Print all records exactly, leaving nothing out.
━━ Given records ━━
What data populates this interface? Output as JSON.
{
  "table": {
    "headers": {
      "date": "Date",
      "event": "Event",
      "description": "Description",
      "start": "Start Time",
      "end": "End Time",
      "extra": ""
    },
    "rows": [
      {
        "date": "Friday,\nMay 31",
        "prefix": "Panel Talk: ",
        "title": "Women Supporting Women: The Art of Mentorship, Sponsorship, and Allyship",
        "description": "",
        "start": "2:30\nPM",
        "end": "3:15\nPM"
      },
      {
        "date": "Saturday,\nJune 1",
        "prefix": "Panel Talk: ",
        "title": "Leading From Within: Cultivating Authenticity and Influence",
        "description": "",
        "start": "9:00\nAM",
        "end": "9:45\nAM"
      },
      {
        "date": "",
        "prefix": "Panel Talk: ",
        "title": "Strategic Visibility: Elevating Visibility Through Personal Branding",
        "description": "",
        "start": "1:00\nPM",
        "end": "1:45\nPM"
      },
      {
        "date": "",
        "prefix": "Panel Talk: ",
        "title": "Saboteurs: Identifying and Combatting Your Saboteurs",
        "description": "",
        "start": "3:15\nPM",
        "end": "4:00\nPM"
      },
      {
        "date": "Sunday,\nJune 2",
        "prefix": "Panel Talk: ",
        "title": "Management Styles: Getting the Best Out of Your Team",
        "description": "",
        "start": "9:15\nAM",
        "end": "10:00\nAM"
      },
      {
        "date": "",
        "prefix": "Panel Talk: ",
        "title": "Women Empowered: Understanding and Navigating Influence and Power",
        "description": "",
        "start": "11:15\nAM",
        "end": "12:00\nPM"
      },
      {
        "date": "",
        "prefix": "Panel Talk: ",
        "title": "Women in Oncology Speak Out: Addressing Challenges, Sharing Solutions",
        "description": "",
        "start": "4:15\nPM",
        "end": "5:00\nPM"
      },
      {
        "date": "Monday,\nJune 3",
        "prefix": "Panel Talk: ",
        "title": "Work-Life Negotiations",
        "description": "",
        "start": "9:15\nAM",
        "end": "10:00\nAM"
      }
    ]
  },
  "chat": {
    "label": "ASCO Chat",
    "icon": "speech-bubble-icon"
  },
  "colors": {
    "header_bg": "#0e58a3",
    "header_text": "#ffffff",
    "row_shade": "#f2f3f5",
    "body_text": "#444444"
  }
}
━━━
**Answer below**
What data populates this interface? Output as JSON.
{
  "table": {
    "headers": {
      "date": "Date",
      "event": "Event",
      "description": "Description",
      "start": "Start Time",
      "end": "End Time",
      "extra": ""
    },
    "rows": [
      {
        "date": "Friday,\nMay 31",
        "prefix": "Panel Talk: ",
        "title": "Women Supporting Women: The Art of Mentorship, Sponsorship, and Allyship",
        "description": "",
        "start": "2:30\nPM",
        "end": "3:15\nPM"
      },
      {
        "date": "Saturday,\nJune 1",
        "prefix": "Panel Talk: ",
        "title": "Leading From Within: Cultivating Authenticity and Influence",
        "description": "",
        "start": "9:00\nAM",
        "end": "9:45\nAM"
      },
      {
        "date": "",
        "prefix": "Panel Talk: ",
        "title": "Strategic Visibility: Elevating Visibility Through Personal Branding",
        "description": "",
        "start": "1:00\nPM",
        "end": "1:45\nPM"
      },
      {
        "date": "",
        "prefix": "Panel Talk: ",
        "title": "Saboteurs: Identifying and Combatting Your Saboteurs",
        "description": "",
        "start": "3:15\nPM",
        "end": "4:00\nPM"
      },
      {
        "date": "Sunday,\nJune 2",
        "prefix": "Panel Talk: ",
        "title": "Management Styles: Getting the Best Out of Your Team",
        "description": "",
        "start": "9:15\nAM",
        "end": "10:00\nAM"
      },
      {
        "date": "",
        "prefix": "Panel Talk: ",
        "title": "Women Empowered: Understanding and Navigating Influence and Power",
        "description": "",
        "start": "11:15\nAM",
        "end": "12:00\nPM"
      },
      {
        "date": "",
        "prefix": "Panel Talk: ",
        "title": "Women in Oncology Speak Out: Addressing Challenges, Sharing Solutions",
        "description": "",
        "start": "4:15\nPM",
        "end": "5:00\nPM"
      },
      {
        "date": "Monday,\nJune 3",
        "prefix": "Panel Talk: ",
        "title": "Work-Life Negotiations",
        "description": "",
        "start": "9:15\nAM",
        "end": "10:00\nAM"
      }
    ]
  },
  "chat": {
    "label": "ASCO Chat",
    "icon": "speech-bubble-icon"
  },
  "colors": {
    "header_bg": "#0e58a3",
    "header_text": "#ffffff",
    "row_shade": "#f2f3f5",
    "body_text": "#444444"
  }
}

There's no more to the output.